**DATA TO PROCESS**.
+--

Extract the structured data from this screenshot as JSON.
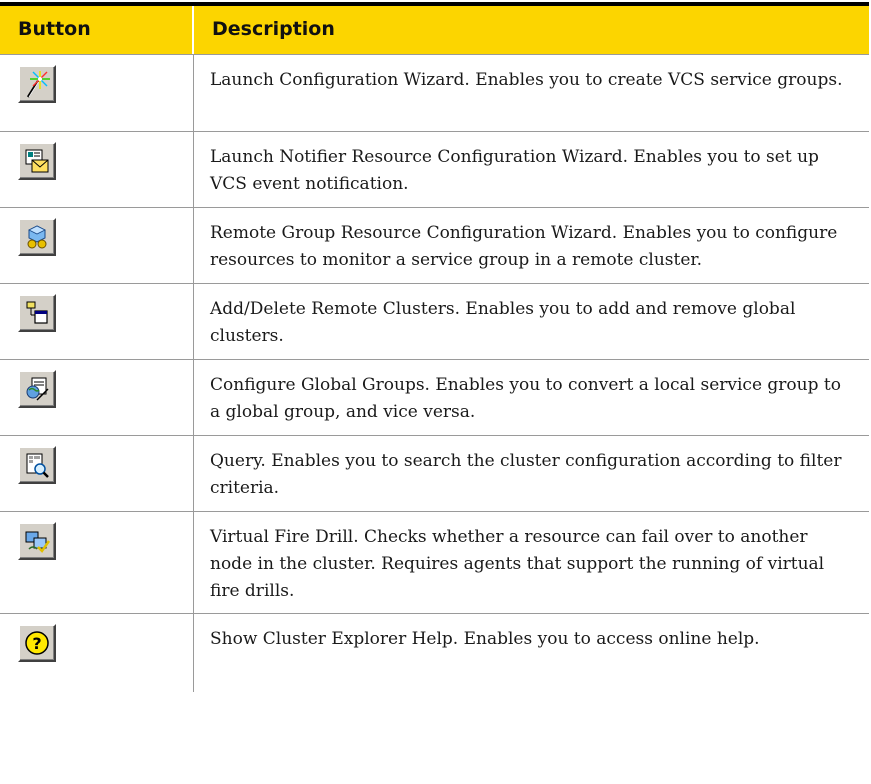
{
  "table": {
    "headers": {
      "button": "Button",
      "description": "Description"
    },
    "rows": [
      {
        "icon": "magic-wand-icon",
        "description": "Launch Configuration Wizard. Enables you to create VCS service groups."
      },
      {
        "icon": "notifier-envelope-icon",
        "description": "Launch Notifier Resource Configuration Wizard. Enables you to set up VCS event notification."
      },
      {
        "icon": "remote-group-resource-icon",
        "description": "Remote Group Resource Configuration Wizard. Enables you to configure resources to monitor a service group in a remote cluster."
      },
      {
        "icon": "remote-clusters-icon",
        "description": "Add/Delete Remote Clusters. Enables you to add and remove global clusters."
      },
      {
        "icon": "global-groups-icon",
        "description": "Configure Global Groups. Enables you to convert a local service group to a global group, and vice versa."
      },
      {
        "icon": "query-magnifier-icon",
        "description": "Query. Enables you to search the cluster configuration according to filter criteria."
      },
      {
        "icon": "virtual-fire-drill-icon",
        "description": "Virtual Fire Drill. Checks whether a resource can fail over to another node in the cluster. Requires agents that support the running of virtual fire drills."
      },
      {
        "icon": "help-question-icon",
        "description": "Show Cluster Explorer Help. Enables you to access online help."
      }
    ]
  },
  "colors": {
    "header_bg": "#fcd500",
    "rule": "#9a9a9a",
    "button_face": "#d4d0c8"
  }
}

+--

Repeat each entry exactly as it appears; skip any picture.

**FINAL RESULT**.
Extract the structured data from this screenshot as JSON.
{
  "table": {
    "headers": {
      "button": "Button",
      "description": "Description"
    },
    "rows": [
      {
        "icon": "magic-wand-icon",
        "description": "Launch Configuration Wizard. Enables you to create VCS service groups."
      },
      {
        "icon": "notifier-envelope-icon",
        "description": "Launch Notifier Resource Configuration Wizard. Enables you to set up VCS event notification."
      },
      {
        "icon": "remote-group-resource-icon",
        "description": "Remote Group Resource Configuration Wizard. Enables you to configure resources to monitor a service group in a remote cluster."
      },
      {
        "icon": "remote-clusters-icon",
        "description": "Add/Delete Remote Clusters. Enables you to add and remove global clusters."
      },
      {
        "icon": "global-groups-icon",
        "description": "Configure Global Groups. Enables you to convert a local service group to a global group, and vice versa."
      },
      {
        "icon": "query-magnifier-icon",
        "description": "Query. Enables you to search the cluster configuration according to filter criteria."
      },
      {
        "icon": "virtual-fire-drill-icon",
        "description": "Virtual Fire Drill. Checks whether a resource can fail over to another node in the cluster. Requires agents that support the running of virtual fire drills."
      },
      {
        "icon": "help-question-icon",
        "description": "Show Cluster Explorer Help. Enables you to access online help."
      }
    ]
  },
  "colors": {
    "header_bg": "#fcd500",
    "rule": "#9a9a9a",
    "button_face": "#d4d0c8"
  }
}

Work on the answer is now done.